Arbeitsdaten –
....
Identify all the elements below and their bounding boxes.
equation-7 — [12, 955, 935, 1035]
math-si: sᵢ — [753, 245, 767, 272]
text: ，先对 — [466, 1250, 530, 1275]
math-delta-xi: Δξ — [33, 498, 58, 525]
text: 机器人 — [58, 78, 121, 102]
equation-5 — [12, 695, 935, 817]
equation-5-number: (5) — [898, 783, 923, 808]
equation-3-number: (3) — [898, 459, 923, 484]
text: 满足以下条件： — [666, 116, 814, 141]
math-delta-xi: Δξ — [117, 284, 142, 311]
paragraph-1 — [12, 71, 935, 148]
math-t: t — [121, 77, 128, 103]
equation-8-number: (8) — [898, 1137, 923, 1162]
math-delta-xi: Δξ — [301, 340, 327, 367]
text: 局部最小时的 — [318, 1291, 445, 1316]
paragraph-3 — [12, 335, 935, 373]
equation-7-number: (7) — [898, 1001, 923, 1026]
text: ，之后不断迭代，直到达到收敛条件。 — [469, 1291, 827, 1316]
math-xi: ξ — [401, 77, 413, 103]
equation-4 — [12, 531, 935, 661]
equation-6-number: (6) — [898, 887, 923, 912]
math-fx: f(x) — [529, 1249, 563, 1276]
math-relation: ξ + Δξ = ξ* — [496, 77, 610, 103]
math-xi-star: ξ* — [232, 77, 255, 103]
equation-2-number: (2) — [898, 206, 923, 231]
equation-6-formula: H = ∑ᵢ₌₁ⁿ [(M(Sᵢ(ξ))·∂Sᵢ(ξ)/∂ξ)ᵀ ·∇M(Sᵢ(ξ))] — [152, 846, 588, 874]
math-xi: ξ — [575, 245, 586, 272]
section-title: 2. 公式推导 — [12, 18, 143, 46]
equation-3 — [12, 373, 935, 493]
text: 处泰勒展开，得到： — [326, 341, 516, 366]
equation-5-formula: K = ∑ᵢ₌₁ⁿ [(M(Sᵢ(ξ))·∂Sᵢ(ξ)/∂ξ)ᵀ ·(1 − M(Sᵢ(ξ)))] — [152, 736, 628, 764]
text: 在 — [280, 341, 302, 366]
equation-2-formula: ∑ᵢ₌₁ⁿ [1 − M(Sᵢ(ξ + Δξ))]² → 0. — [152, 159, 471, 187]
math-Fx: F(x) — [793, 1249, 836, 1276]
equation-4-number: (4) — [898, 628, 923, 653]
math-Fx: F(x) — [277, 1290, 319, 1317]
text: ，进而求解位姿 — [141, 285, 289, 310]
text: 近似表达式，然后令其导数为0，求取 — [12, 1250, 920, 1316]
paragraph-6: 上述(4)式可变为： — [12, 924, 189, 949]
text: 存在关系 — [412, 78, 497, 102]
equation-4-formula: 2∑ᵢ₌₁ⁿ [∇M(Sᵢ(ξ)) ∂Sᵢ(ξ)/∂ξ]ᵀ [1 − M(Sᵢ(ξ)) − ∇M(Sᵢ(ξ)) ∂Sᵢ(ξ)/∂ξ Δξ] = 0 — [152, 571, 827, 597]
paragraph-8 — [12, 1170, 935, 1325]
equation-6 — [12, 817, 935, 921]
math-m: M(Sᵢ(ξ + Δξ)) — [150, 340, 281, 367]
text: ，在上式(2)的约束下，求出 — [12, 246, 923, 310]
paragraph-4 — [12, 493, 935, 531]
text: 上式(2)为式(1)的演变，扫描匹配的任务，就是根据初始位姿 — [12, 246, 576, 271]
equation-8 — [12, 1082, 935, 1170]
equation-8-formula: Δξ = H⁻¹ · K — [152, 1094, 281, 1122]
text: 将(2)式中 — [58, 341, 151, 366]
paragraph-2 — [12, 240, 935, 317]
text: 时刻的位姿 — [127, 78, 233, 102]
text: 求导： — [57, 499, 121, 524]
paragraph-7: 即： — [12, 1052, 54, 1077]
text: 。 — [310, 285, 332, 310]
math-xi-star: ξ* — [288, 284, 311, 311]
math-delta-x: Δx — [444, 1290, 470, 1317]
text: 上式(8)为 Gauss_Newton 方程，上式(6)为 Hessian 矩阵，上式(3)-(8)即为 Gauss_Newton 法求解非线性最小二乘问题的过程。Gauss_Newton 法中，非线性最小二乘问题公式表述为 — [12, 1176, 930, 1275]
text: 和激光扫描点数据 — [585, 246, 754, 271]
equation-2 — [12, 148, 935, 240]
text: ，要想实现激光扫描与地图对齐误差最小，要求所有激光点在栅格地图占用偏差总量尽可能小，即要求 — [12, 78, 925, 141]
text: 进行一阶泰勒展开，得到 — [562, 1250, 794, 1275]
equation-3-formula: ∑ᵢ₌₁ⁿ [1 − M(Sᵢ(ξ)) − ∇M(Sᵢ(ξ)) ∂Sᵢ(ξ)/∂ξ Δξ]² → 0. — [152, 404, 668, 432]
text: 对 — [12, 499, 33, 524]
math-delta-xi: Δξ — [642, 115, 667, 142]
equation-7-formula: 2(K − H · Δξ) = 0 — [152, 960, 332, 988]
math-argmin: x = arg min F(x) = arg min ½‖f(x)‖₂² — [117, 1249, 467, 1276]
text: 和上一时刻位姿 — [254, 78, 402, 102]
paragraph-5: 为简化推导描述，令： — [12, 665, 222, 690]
....
Schriftliche Aufgabe –
Trage aus den Datensätzen alle Zeilen zusammen, die die Zeichenkette „paragraph“ enthalten, und gib jede dieser Zeilen vollständig wieder. Groß- und Kleinschreibung ist dabei zu beachten.

Schriftliche Antwort –
paragraph-1 — [12, 71, 935, 148]
paragraph-3 — [12, 335, 935, 373]
paragraph-6: 上述(4)式可变为： — [12, 924, 189, 949]
paragraph-8 — [12, 1170, 935, 1325]
paragraph-4 — [12, 493, 935, 531]
paragraph-2 — [12, 240, 935, 317]
paragraph-7: 即： — [12, 1052, 54, 1077]
paragraph-5: 为简化推导描述，令： — [12, 665, 222, 690]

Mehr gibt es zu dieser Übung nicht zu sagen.